### Text extract

First, fork this repository; a fork is simply a copy where you are the owner. Since you want to be able to make changes and merge without my permission, and because you do not want to merge back into the template, please make a fork (as opposed to a branch).

Become familiar with LaTeX

I require that you write all of your papers (and prospectus and proposals) in LaTeX. If you are not already familiar with LaTeX, spend a few minutes learning about it. There are many tutorials available online, but this one by Overleaf seems pretty good. The LaTeX wikibook is also an excellent referece.

In addition, you will need a LaTeX editor to write your documents. There are several choices:

  • Command line. If you use Linux (or Linux subsystem for Windows), you can simply use vim and the command line. This gives you the most control but also has the largest activation barrier. You may need to install texlive, if it isn't already installed.
  • Overleaf is a web-based interface for using LaTeX. This is essentially "Google Docs" for LaTeX. It is currently very popular, but has a "freemium" subscription model. Basically, you can use it for free, but the advanced features require paying.
  • Lyx is an easier option for using LaTeX if you don't want to use Overleaf, but you don't feel comfortable with the command line. It is available on Linux, Windows and Mac.

Most journals provide document classes for LaTeX that allow for easy submission. The ACS uses the package achemso and the APS uses revtex. The template provided here uses achemso, but it is relatively easy to switch if you need to. Please use one of these packages unless you know better.

Do a Literature Review

Before making an outline, you should spend some time thinking about how your work is situated within the literature. Begin gathering the references you will need for your bibliography and store them in your preferred bibliography management software (Jabref, Mendeley, Endnote, etc.). To help you as you read the literature, make a "Literature Review" document (e.g. in OpenOffice or Word) to record a few thoughts (in your own words) about the papers you read. Store these documents in the notes directory (see the given examples).

Make an outline

As instructed by Whitesides, make an outline of your paper. Do this in the LaTeX document manuscript.tex (see the document for additional help and instructions). To make the outline, follow these steps:

  1. Get out a blank piece of paper and write down, in any order, all the important ideas that you have concerning your paper. These should include questions like "Why am I doing this work?", "What does it mean?", "What hypotheses am I testing?", "What results do I have or expect?", "What have others done?", "What is the prior state-of-the-art?" As part of this process, sketch out (by hand) all of the possible figures and schematics that you have generated or will generate.

  2. Organize your ideas into three main sections:

    I. Introduction (Why did I do the work?) II. Results and Discussion (What did I do?) III. Conclusions (What does it mean?)

  3. Take each of the sections and organize them on a finer scale. Pay particular attention to how you organize the data and figures. Think about the story you are telling and how the paper will make the most logical sense when put together. This may (and often does) include data you do not have or a figure you had not considered making previously. One reason to make an outline early is to anticipate these types of logical holes.

### Data rows
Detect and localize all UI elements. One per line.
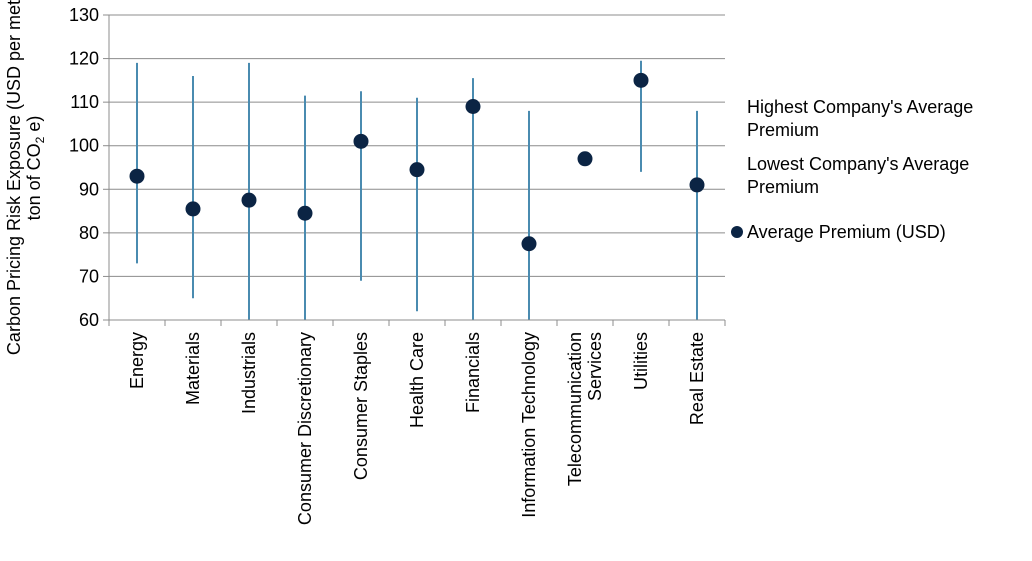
legend-marker [731, 226, 743, 238]
average-point [297, 205, 313, 221]
y-axis-title-subscript: 2 [33, 136, 47, 143]
legend-label: Highest Company's Average [747, 97, 973, 117]
y-tick-label: 90 [79, 179, 99, 199]
y-tick-label: 60 [79, 310, 99, 330]
y-axis-title-line2-text: ton of CO [24, 143, 44, 220]
y-axis-title-line1: Carbon Pricing Risk Exposure (USD per me… [4, 0, 24, 355]
legend-label: Lowest Company's Average [747, 154, 969, 174]
x-tick-label: Health Care [407, 332, 427, 428]
range-lines [136, 60, 698, 320]
y-tick-label: 80 [79, 223, 99, 243]
average-point [521, 236, 537, 252]
average-point [689, 177, 705, 193]
average-point [241, 192, 257, 208]
x-tick-label: Information Technology [519, 332, 539, 518]
x-tick-label: Consumer Discretionary [295, 332, 315, 525]
y-axis-title: Carbon Pricing Risk Exposure (USD per me… [4, 0, 47, 355]
x-tick-label: Energy [127, 332, 147, 389]
average-point [409, 162, 425, 178]
y-tick-label: 120 [69, 49, 99, 69]
y-tick-label: 130 [69, 5, 99, 25]
average-point [129, 168, 145, 184]
legend-label: Average Premium (USD) [747, 222, 946, 242]
legend-label: Premium [747, 120, 819, 140]
average-point [633, 72, 649, 88]
legend: Highest Company's Average Premium Lowest C… [731, 97, 973, 242]
x-tick-label: Services [585, 332, 605, 401]
axes: 60 70 80 90 100 110 120 130 Energy Materials Indus… [69, 5, 726, 525]
y-tick-label: 70 [79, 266, 99, 286]
y-axis-title-line2-end: e) [24, 116, 44, 137]
average-point [185, 201, 201, 217]
average-point [577, 151, 593, 167]
x-tick-label: Financials [463, 332, 483, 413]
x-tick-label: Industrials [239, 332, 259, 414]
x-tick-label: Real Estate [687, 332, 707, 425]
y-tick-label: 100 [69, 136, 99, 156]
x-tick-label: Telecommunication [565, 332, 585, 486]
x-tick-label: Utilities [631, 332, 651, 390]
average-point [465, 99, 481, 114]
y-tick-label: 110 [70, 92, 99, 112]
average-point [353, 133, 369, 149]
legend-label: Premium [747, 177, 819, 197]
x-tick-label: Materials [183, 332, 203, 405]
x-tick-label: Consumer Staples [351, 332, 371, 480]
average-points [129, 72, 705, 252]
y-axis-title-line2: ton of CO2 e) [24, 116, 47, 221]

### Tasks
1) According to the paper-writing guide, which LaTeX package does the APS use?
2) Copy the passage of the paper-writing guide between "I. Introduction (Why" and "of logical holes.", inclusive.

### Written answers
1) The APS uses revtex.

2)
I. Introduction (Why did I do the work?) II. Results and Discussion (What did I do?) III. Conclusions (What does it mean?)

  3. Take each of the sections and organize them on a finer scale. Pay particular attention to how you organize the data and figures. Think about the story you are telling and how the paper will make the most logical sense when put together. This may (and often does) include data you do not have or a figure you had not considered making previously. One reason to make an outline early is to anticipate these types of logical holes.